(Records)
= = =

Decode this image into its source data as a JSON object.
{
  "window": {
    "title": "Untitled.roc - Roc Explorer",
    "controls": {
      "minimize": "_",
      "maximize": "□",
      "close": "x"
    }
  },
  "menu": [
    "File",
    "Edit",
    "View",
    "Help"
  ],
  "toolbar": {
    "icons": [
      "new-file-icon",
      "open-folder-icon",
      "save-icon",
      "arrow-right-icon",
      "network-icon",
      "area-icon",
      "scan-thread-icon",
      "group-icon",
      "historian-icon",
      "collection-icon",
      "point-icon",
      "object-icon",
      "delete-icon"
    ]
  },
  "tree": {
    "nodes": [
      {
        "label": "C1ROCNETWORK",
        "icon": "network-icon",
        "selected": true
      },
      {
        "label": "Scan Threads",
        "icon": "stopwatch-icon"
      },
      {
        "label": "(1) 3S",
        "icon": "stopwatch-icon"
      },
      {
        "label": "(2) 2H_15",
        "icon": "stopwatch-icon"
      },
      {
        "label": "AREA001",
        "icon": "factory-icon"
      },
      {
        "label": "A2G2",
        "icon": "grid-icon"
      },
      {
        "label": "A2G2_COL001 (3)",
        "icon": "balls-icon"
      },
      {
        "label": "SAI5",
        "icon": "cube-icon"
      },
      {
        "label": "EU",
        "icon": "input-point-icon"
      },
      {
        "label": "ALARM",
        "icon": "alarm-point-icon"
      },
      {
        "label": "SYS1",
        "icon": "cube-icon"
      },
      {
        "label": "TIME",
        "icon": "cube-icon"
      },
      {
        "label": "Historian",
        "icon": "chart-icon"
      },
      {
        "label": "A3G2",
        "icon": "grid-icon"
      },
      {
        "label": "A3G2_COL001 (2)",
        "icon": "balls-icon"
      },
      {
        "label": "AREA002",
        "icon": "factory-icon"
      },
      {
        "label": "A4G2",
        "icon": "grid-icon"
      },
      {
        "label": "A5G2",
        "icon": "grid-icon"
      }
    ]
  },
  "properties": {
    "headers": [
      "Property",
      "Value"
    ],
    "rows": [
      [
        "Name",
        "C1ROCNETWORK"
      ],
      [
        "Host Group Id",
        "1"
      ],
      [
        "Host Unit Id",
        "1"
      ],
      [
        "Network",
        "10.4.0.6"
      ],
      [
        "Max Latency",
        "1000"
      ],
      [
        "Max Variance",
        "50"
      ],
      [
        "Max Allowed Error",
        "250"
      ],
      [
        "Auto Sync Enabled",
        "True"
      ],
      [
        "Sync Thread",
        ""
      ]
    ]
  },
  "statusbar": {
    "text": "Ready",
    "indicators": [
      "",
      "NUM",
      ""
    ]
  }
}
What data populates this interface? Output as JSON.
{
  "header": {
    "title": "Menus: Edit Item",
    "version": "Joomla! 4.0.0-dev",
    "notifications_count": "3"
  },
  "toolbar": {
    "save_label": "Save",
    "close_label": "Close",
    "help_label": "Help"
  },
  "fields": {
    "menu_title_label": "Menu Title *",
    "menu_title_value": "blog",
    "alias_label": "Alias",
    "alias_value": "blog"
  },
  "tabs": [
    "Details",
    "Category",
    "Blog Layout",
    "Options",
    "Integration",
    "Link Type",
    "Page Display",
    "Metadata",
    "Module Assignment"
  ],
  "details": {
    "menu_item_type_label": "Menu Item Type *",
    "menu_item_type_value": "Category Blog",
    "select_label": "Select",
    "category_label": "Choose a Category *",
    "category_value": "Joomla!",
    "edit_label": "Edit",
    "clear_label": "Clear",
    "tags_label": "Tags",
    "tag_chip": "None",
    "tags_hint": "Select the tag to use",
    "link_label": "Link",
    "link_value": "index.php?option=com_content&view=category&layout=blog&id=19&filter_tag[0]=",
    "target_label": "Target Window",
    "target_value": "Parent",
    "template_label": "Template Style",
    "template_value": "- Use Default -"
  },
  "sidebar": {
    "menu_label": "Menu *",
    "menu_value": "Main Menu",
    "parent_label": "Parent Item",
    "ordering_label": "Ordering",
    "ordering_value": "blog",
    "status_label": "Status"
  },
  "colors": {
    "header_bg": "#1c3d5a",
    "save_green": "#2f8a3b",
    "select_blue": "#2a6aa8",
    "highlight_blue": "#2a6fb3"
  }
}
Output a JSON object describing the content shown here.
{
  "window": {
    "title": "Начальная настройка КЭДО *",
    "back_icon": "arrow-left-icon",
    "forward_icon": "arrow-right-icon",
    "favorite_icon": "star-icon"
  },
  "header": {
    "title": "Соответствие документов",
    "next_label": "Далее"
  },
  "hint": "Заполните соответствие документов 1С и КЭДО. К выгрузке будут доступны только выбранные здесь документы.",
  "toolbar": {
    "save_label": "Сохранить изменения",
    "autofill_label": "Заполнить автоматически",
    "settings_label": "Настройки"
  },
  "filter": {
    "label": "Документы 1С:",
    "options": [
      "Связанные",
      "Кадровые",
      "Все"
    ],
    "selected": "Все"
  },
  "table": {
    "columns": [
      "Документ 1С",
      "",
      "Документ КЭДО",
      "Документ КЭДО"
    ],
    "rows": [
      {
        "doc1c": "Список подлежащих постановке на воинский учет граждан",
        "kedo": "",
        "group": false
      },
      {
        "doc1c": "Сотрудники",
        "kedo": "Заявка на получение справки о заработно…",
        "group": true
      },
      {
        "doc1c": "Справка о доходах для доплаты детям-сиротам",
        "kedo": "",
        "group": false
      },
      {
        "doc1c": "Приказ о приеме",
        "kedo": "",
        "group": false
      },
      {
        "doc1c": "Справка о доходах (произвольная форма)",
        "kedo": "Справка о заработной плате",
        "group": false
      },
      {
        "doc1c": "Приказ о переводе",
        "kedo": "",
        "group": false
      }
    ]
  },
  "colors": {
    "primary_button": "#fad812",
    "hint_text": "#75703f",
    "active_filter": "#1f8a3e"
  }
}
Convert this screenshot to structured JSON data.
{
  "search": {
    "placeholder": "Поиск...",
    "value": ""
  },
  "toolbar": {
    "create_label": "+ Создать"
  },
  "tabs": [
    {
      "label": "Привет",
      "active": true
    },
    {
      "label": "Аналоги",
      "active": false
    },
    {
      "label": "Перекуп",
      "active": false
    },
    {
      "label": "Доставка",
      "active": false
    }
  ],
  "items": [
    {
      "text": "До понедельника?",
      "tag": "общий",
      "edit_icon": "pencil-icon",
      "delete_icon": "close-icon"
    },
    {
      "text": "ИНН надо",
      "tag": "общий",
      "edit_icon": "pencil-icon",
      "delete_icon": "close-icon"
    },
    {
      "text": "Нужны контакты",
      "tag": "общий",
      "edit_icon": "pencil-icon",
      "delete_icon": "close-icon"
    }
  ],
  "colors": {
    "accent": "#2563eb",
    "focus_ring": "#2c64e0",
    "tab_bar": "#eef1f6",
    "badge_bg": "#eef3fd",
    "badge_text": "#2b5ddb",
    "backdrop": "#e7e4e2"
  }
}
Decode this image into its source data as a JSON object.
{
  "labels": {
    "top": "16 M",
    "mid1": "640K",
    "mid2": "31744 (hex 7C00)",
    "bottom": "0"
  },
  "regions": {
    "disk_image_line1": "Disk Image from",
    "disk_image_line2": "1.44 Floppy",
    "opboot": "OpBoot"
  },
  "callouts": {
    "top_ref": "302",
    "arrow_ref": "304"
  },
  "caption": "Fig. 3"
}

= = =

### THE PROBLEM
Retype all of the entries precisely as they are.

### RESULT
Decode this image into its source data as a JSON object.
{
  "window": {
    "title": "Untitled.roc - Roc Explorer",
    "controls": {
      "minimize": "_",
      "maximize": "□",
      "close": "x"
    }
  },
  "menu": [
    "File",
    "Edit",
    "View",
    "Help"
  ],
  "toolbar": {
    "icons": [
      "new-file-icon",
      "open-folder-icon",
      "save-icon",
      "arrow-right-icon",
      "network-icon",
      "area-icon",
      "scan-thread-icon",
      "group-icon",
      "historian-icon",
      "collection-icon",
      "point-icon",
      "object-icon",
      "delete-icon"
    ]
  },
  "tree": {
    "nodes": [
      {
        "label": "C1ROCNETWORK",
        "icon": "network-icon",
        "selected": true
      },
      {
        "label": "Scan Threads",
        "icon": "stopwatch-icon"
      },
      {
        "label": "(1) 3S",
        "icon": "stopwatch-icon"
      },
      {
        "label": "(2) 2H_15",
        "icon": "stopwatch-icon"
      },
      {
        "label": "AREA001",
        "icon": "factory-icon"
      },
      {
        "label": "A2G2",
        "icon": "grid-icon"
      },
      {
        "label": "A2G2_COL001 (3)",
        "icon": "balls-icon"
      },
      {
        "label": "SAI5",
        "icon": "cube-icon"
      },
      {
        "label": "EU",
        "icon": "input-point-icon"
      },
      {
        "label": "ALARM",
        "icon": "alarm-point-icon"
      },
      {
        "label": "SYS1",
        "icon": "cube-icon"
      },
      {
        "label": "TIME",
        "icon": "cube-icon"
      },
      {
        "label": "Historian",
        "icon": "chart-icon"
      },
      {
        "label": "A3G2",
        "icon": "grid-icon"
      },
      {
        "label": "A3G2_COL001 (2)",
        "icon": "balls-icon"
      },
      {
        "label": "AREA002",
        "icon": "factory-icon"
      },
      {
        "label": "A4G2",
        "icon": "grid-icon"
      },
      {
        "label": "A5G2",
        "icon": "grid-icon"
      }
    ]
  },
  "properties": {
    "headers": [
      "Property",
      "Value"
    ],
    "rows": [
      [
        "Name",
        "C1ROCNETWORK"
      ],
      [
        "Host Group Id",
        "1"
      ],
      [
        "Host Unit Id",
        "1"
      ],
      [
        "Network",
        "10.4.0.6"
      ],
      [
        "Max Latency",
        "1000"
      ],
      [
        "Max Variance",
        "50"
      ],
      [
        "Max Allowed Error",
        "250"
      ],
      [
        "Auto Sync Enabled",
        "True"
      ],
      [
        "Sync Thread",
        ""
      ]
    ]
  },
  "statusbar": {
    "text": "Ready",
    "indicators": [
      "",
      "NUM",
      ""
    ]
  }
}
What data populates this interface? Output as JSON.
{
  "header": {
    "title": "Menus: Edit Item",
    "version": "Joomla! 4.0.0-dev",
    "notifications_count": "3"
  },
  "toolbar": {
    "save_label": "Save",
    "close_label": "Close",
    "help_label": "Help"
  },
  "fields": {
    "menu_title_label": "Menu Title *",
    "menu_title_value": "blog",
    "alias_label": "Alias",
    "alias_value": "blog"
  },
  "tabs": [
    "Details",
    "Category",
    "Blog Layout",
    "Options",
    "Integration",
    "Link Type",
    "Page Display",
    "Metadata",
    "Module Assignment"
  ],
  "details": {
    "menu_item_type_label": "Menu Item Type *",
    "menu_item_type_value": "Category Blog",
    "select_label": "Select",
    "category_label": "Choose a Category *",
    "category_value": "Joomla!",
    "edit_label": "Edit",
    "clear_label": "Clear",
    "tags_label": "Tags",
    "tag_chip": "None",
    "tags_hint": "Select the tag to use",
    "link_label": "Link",
    "link_value": "index.php?option=com_content&view=category&layout=blog&id=19&filter_tag[0]=",
    "target_label": "Target Window",
    "target_value": "Parent",
    "template_label": "Template Style",
    "template_value": "- Use Default -"
  },
  "sidebar": {
    "menu_label": "Menu *",
    "menu_value": "Main Menu",
    "parent_label": "Parent Item",
    "ordering_label": "Ordering",
    "ordering_value": "blog",
    "status_label": "Status"
  },
  "colors": {
    "header_bg": "#1c3d5a",
    "save_green": "#2f8a3b",
    "select_blue": "#2a6aa8",
    "highlight_blue": "#2a6fb3"
  }
}
Output a JSON object describing the content shown here.
{
  "window": {
    "title": "Начальная настройка КЭДО *",
    "back_icon": "arrow-left-icon",
    "forward_icon": "arrow-right-icon",
    "favorite_icon": "star-icon"
  },
  "header": {
    "title": "Соответствие документов",
    "next_label": "Далее"
  },
  "hint": "Заполните соответствие документов 1С и КЭДО. К выгрузке будут доступны только выбранные здесь документы.",
  "toolbar": {
    "save_label": "Сохранить изменения",
    "autofill_label": "Заполнить автоматически",
    "settings_label": "Настройки"
  },
  "filter": {
    "label": "Документы 1С:",
    "options": [
      "Связанные",
      "Кадровые",
      "Все"
    ],
    "selected": "Все"
  },
  "table": {
    "columns": [
      "Документ 1С",
      "",
      "Документ КЭДО",
      "Документ КЭДО"
    ],
    "rows": [
      {
        "doc1c": "Список подлежащих постановке на воинский учет граждан",
        "kedo": "",
        "group": false
      },
      {
        "doc1c": "Сотрудники",
        "kedo": "Заявка на получение справки о заработно…",
        "group": true
      },
      {
        "doc1c": "Справка о доходах для доплаты детям-сиротам",
        "kedo": "",
        "group": false
      },
      {
        "doc1c": "Приказ о приеме",
        "kedo": "",
        "group": false
      },
      {
        "doc1c": "Справка о доходах (произвольная форма)",
        "kedo": "Справка о заработной плате",
        "group": false
      },
      {
        "doc1c": "Приказ о переводе",
        "kedo": "",
        "group": false
      }
    ]
  },
  "colors": {
    "primary_button": "#fad812",
    "hint_text": "#75703f",
    "active_filter": "#1f8a3e"
  }
}
Convert this screenshot to structured JSON data.
{
  "search": {
    "placeholder": "Поиск...",
    "value": ""
  },
  "toolbar": {
    "create_label": "+ Создать"
  },
  "tabs": [
    {
      "label": "Привет",
      "active": true
    },
    {
      "label": "Аналоги",
      "active": false
    },
    {
      "label": "Перекуп",
      "active": false
    },
    {
      "label": "Доставка",
      "active": false
    }
  ],
  "items": [
    {
      "text": "До понедельника?",
      "tag": "общий",
      "edit_icon": "pencil-icon",
      "delete_icon": "close-icon"
    },
    {
      "text": "ИНН надо",
      "tag": "общий",
      "edit_icon": "pencil-icon",
      "delete_icon": "close-icon"
    },
    {
      "text": "Нужны контакты",
      "tag": "общий",
      "edit_icon": "pencil-icon",
      "delete_icon": "close-icon"
    }
  ],
  "colors": {
    "accent": "#2563eb",
    "focus_ring": "#2c64e0",
    "tab_bar": "#eef1f6",
    "badge_bg": "#eef3fd",
    "badge_text": "#2b5ddb",
    "backdrop": "#e7e4e2"
  }
}
Decode this image into its source data as a JSON object.
{
  "labels": {
    "top": "16 M",
    "mid1": "640K",
    "mid2": "31744 (hex 7C00)",
    "bottom": "0"
  },
  "regions": {
    "disk_image_line1": "Disk Image from",
    "disk_image_line2": "1.44 Floppy",
    "opboot": "OpBoot"
  },
  "callouts": {
    "top_ref": "302",
    "arrow_ref": "304"
  },
  "caption": "Fig. 3"
}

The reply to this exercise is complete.